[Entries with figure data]
[start]
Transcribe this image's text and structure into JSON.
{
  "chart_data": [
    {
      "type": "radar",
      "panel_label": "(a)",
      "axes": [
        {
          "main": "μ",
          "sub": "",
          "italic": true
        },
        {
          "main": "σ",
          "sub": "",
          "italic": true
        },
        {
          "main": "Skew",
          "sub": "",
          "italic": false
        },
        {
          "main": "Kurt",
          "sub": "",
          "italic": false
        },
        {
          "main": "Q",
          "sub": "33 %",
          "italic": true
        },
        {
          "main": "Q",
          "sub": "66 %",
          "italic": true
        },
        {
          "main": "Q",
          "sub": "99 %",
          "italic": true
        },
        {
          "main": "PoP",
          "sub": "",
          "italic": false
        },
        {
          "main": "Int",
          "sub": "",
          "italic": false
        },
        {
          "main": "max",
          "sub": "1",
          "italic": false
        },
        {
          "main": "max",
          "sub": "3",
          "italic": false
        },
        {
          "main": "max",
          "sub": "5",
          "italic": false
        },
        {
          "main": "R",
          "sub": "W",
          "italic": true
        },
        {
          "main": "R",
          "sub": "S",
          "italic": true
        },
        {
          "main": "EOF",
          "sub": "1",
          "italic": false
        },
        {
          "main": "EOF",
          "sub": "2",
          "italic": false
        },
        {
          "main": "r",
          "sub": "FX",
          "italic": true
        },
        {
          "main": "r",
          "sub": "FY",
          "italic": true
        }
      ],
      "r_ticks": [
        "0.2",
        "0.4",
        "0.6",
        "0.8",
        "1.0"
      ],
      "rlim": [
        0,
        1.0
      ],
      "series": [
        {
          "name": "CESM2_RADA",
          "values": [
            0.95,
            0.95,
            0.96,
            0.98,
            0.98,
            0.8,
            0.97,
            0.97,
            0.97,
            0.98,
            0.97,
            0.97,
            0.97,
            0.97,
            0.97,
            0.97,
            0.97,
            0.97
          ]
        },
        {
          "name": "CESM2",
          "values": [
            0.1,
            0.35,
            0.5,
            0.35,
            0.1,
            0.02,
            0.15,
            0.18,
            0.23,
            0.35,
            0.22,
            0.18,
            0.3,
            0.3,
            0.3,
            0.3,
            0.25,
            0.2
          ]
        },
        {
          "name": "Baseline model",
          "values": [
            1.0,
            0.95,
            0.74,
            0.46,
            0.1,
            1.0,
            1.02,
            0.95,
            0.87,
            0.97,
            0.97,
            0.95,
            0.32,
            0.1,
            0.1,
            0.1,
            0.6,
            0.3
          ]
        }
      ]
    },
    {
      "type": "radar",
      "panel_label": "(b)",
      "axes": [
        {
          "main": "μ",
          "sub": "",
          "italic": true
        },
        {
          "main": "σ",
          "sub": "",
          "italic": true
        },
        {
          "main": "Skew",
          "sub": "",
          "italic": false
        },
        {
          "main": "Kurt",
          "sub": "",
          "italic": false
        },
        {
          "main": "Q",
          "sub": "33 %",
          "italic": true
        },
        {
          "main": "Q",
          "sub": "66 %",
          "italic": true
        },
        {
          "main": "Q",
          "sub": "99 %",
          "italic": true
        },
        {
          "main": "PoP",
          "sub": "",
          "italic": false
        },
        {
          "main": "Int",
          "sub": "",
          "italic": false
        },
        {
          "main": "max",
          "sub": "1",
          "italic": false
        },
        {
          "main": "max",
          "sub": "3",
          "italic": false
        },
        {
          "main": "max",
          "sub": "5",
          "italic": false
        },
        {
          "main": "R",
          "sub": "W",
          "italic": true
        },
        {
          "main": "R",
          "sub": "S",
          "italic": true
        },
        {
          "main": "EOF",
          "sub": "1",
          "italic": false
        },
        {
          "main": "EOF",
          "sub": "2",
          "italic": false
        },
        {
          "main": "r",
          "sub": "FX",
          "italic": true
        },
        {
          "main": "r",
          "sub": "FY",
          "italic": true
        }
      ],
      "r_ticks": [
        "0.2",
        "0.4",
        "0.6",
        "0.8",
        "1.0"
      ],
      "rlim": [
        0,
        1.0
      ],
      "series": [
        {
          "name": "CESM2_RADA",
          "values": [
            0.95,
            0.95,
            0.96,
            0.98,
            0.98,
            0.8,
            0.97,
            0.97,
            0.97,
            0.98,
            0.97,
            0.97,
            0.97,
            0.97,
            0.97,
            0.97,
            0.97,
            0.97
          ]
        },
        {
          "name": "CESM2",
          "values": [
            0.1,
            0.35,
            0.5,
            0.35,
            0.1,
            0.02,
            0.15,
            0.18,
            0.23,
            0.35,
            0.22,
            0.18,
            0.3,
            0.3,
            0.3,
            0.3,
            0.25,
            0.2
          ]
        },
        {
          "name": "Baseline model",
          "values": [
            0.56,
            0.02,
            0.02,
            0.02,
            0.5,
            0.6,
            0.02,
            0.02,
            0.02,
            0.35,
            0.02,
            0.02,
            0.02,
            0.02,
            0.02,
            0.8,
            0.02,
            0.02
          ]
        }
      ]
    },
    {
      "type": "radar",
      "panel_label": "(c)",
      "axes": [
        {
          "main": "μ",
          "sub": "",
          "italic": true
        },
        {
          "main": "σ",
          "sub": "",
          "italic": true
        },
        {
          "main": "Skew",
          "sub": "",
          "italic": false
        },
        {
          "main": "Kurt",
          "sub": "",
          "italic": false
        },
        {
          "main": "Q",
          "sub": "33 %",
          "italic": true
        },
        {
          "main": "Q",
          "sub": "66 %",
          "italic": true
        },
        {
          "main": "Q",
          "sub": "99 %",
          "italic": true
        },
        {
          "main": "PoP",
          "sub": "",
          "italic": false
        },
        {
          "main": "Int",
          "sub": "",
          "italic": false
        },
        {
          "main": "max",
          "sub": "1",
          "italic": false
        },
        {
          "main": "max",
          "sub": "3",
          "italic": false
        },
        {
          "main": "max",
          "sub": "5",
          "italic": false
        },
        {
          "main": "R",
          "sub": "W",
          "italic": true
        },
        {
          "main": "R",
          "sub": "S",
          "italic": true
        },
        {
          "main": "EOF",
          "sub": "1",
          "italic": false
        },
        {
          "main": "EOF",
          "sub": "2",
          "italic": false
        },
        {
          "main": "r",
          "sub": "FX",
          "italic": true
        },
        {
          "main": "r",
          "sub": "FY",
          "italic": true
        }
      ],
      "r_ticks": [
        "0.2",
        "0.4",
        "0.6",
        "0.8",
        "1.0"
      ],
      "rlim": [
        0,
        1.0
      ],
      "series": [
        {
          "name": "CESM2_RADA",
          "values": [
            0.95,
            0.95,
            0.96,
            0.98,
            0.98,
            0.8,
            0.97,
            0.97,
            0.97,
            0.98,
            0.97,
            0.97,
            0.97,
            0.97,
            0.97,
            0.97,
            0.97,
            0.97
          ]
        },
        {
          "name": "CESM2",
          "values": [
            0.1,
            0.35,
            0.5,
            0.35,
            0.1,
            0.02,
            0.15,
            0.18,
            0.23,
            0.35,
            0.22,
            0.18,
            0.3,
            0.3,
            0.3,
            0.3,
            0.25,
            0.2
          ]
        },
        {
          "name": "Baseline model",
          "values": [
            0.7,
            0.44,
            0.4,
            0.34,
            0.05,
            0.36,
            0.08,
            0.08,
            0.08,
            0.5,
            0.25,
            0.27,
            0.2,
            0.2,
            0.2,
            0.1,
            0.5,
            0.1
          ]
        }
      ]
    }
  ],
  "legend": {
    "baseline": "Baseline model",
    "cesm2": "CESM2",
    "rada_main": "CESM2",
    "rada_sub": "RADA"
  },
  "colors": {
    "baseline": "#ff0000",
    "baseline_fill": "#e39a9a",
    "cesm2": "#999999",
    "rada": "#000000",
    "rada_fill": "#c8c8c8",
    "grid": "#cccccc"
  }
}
[end]
Transcribe each entry exactly.

Transcribe this image's text and structure into JSON.
{
  "chart_data": [
    {
      "type": "radar",
      "panel_label": "(a)",
      "axes": [
        {
          "main": "μ",
          "sub": "",
          "italic": true
        },
        {
          "main": "σ",
          "sub": "",
          "italic": true
        },
        {
          "main": "Skew",
          "sub": "",
          "italic": false
        },
        {
          "main": "Kurt",
          "sub": "",
          "italic": false
        },
        {
          "main": "Q",
          "sub": "33 %",
          "italic": true
        },
        {
          "main": "Q",
          "sub": "66 %",
          "italic": true
        },
        {
          "main": "Q",
          "sub": "99 %",
          "italic": true
        },
        {
          "main": "PoP",
          "sub": "",
          "italic": false
        },
        {
          "main": "Int",
          "sub": "",
          "italic": false
        },
        {
          "main": "max",
          "sub": "1",
          "italic": false
        },
        {
          "main": "max",
          "sub": "3",
          "italic": false
        },
        {
          "main": "max",
          "sub": "5",
          "italic": false
        },
        {
          "main": "R",
          "sub": "W",
          "italic": true
        },
        {
          "main": "R",
          "sub": "S",
          "italic": true
        },
        {
          "main": "EOF",
          "sub": "1",
          "italic": false
        },
        {
          "main": "EOF",
          "sub": "2",
          "italic": false
        },
        {
          "main": "r",
          "sub": "FX",
          "italic": true
        },
        {
          "main": "r",
          "sub": "FY",
          "italic": true
        }
      ],
      "r_ticks": [
        "0.2",
        "0.4",
        "0.6",
        "0.8",
        "1.0"
      ],
      "rlim": [
        0,
        1.0
      ],
      "series": [
        {
          "name": "CESM2_RADA",
          "values": [
            0.95,
            0.95,
            0.96,
            0.98,
            0.98,
            0.8,
            0.97,
            0.97,
            0.97,
            0.98,
            0.97,
            0.97,
            0.97,
            0.97,
            0.97,
            0.97,
            0.97,
            0.97
          ]
        },
        {
          "name": "CESM2",
          "values": [
            0.1,
            0.35,
            0.5,
            0.35,
            0.1,
            0.02,
            0.15,
            0.18,
            0.23,
            0.35,
            0.22,
            0.18,
            0.3,
            0.3,
            0.3,
            0.3,
            0.25,
            0.2
          ]
        },
        {
          "name": "Baseline model",
          "values": [
            1.0,
            0.95,
            0.74,
            0.46,
            0.1,
            1.0,
            1.02,
            0.95,
            0.87,
            0.97,
            0.97,
            0.95,
            0.32,
            0.1,
            0.1,
            0.1,
            0.6,
            0.3
          ]
        }
      ]
    },
    {
      "type": "radar",
      "panel_label": "(b)",
      "axes": [
        {
          "main": "μ",
          "sub": "",
          "italic": true
        },
        {
          "main": "σ",
          "sub": "",
          "italic": true
        },
        {
          "main": "Skew",
          "sub": "",
          "italic": false
        },
        {
          "main": "Kurt",
          "sub": "",
          "italic": false
        },
        {
          "main": "Q",
          "sub": "33 %",
          "italic": true
        },
        {
          "main": "Q",
          "sub": "66 %",
          "italic": true
        },
        {
          "main": "Q",
          "sub": "99 %",
          "italic": true
        },
        {
          "main": "PoP",
          "sub": "",
          "italic": false
        },
        {
          "main": "Int",
          "sub": "",
          "italic": false
        },
        {
          "main": "max",
          "sub": "1",
          "italic": false
        },
        {
          "main": "max",
          "sub": "3",
          "italic": false
        },
        {
          "main": "max",
          "sub": "5",
          "italic": false
        },
        {
          "main": "R",
          "sub": "W",
          "italic": true
        },
        {
          "main": "R",
          "sub": "S",
          "italic": true
        },
        {
          "main": "EOF",
          "sub": "1",
          "italic": false
        },
        {
          "main": "EOF",
          "sub": "2",
          "italic": false
        },
        {
          "main": "r",
          "sub": "FX",
          "italic": true
        },
        {
          "main": "r",
          "sub": "FY",
          "italic": true
        }
      ],
      "r_ticks": [
        "0.2",
        "0.4",
        "0.6",
        "0.8",
        "1.0"
      ],
      "rlim": [
        0,
        1.0
      ],
      "series": [
        {
          "name": "CESM2_RADA",
          "values": [
            0.95,
            0.95,
            0.96,
            0.98,
            0.98,
            0.8,
            0.97,
            0.97,
            0.97,
            0.98,
            0.97,
            0.97,
            0.97,
            0.97,
            0.97,
            0.97,
            0.97,
            0.97
          ]
        },
        {
          "name": "CESM2",
          "values": [
            0.1,
            0.35,
            0.5,
            0.35,
            0.1,
            0.02,
            0.15,
            0.18,
            0.23,
            0.35,
            0.22,
            0.18,
            0.3,
            0.3,
            0.3,
            0.3,
            0.25,
            0.2
          ]
        },
        {
          "name": "Baseline model",
          "values": [
            0.56,
            0.02,
            0.02,
            0.02,
            0.5,
            0.6,
            0.02,
            0.02,
            0.02,
            0.35,
            0.02,
            0.02,
            0.02,
            0.02,
            0.02,
            0.8,
            0.02,
            0.02
          ]
        }
      ]
    },
    {
      "type": "radar",
      "panel_label": "(c)",
      "axes": [
        {
          "main": "μ",
          "sub": "",
          "italic": true
        },
        {
          "main": "σ",
          "sub": "",
          "italic": true
        },
        {
          "main": "Skew",
          "sub": "",
          "italic": false
        },
        {
          "main": "Kurt",
          "sub": "",
          "italic": false
        },
        {
          "main": "Q",
          "sub": "33 %",
          "italic": true
        },
        {
          "main": "Q",
          "sub": "66 %",
          "italic": true
        },
        {
          "main": "Q",
          "sub": "99 %",
          "italic": true
        },
        {
          "main": "PoP",
          "sub": "",
          "italic": false
        },
        {
          "main": "Int",
          "sub": "",
          "italic": false
        },
        {
          "main": "max",
          "sub": "1",
          "italic": false
        },
        {
          "main": "max",
          "sub": "3",
          "italic": false
        },
        {
          "main": "max",
          "sub": "5",
          "italic": false
        },
        {
          "main": "R",
          "sub": "W",
          "italic": true
        },
        {
          "main": "R",
          "sub": "S",
          "italic": true
        },
        {
          "main": "EOF",
          "sub": "1",
          "italic": false
        },
        {
          "main": "EOF",
          "sub": "2",
          "italic": false
        },
        {
          "main": "r",
          "sub": "FX",
          "italic": true
        },
        {
          "main": "r",
          "sub": "FY",
          "italic": true
        }
      ],
      "r_ticks": [
        "0.2",
        "0.4",
        "0.6",
        "0.8",
        "1.0"
      ],
      "rlim": [
        0,
        1.0
      ],
      "series": [
        {
          "name": "CESM2_RADA",
          "values": [
            0.95,
            0.95,
            0.96,
            0.98,
            0.98,
            0.8,
            0.97,
            0.97,
            0.97,
            0.98,
            0.97,
            0.97,
            0.97,
            0.97,
            0.97,
            0.97,
            0.97,
            0.97
          ]
        },
        {
          "name": "CESM2",
          "values": [
            0.1,
            0.35,
            0.5,
            0.35,
            0.1,
            0.02,
            0.15,
            0.18,
            0.23,
            0.35,
            0.22,
            0.18,
            0.3,
            0.3,
            0.3,
            0.3,
            0.25,
            0.2
          ]
        },
        {
          "name": "Baseline model",
          "values": [
            0.7,
            0.44,
            0.4,
            0.34,
            0.05,
            0.36,
            0.08,
            0.08,
            0.08,
            0.5,
            0.25,
            0.27,
            0.2,
            0.2,
            0.2,
            0.1,
            0.5,
            0.1
          ]
        }
      ]
    }
  ],
  "legend": {
    "baseline": "Baseline model",
    "cesm2": "CESM2",
    "rada_main": "CESM2",
    "rada_sub": "RADA"
  },
  "colors": {
    "baseline": "#ff0000",
    "baseline_fill": "#e39a9a",
    "cesm2": "#999999",
    "rada": "#000000",
    "rada_fill": "#c8c8c8",
    "grid": "#cccccc"
  }
}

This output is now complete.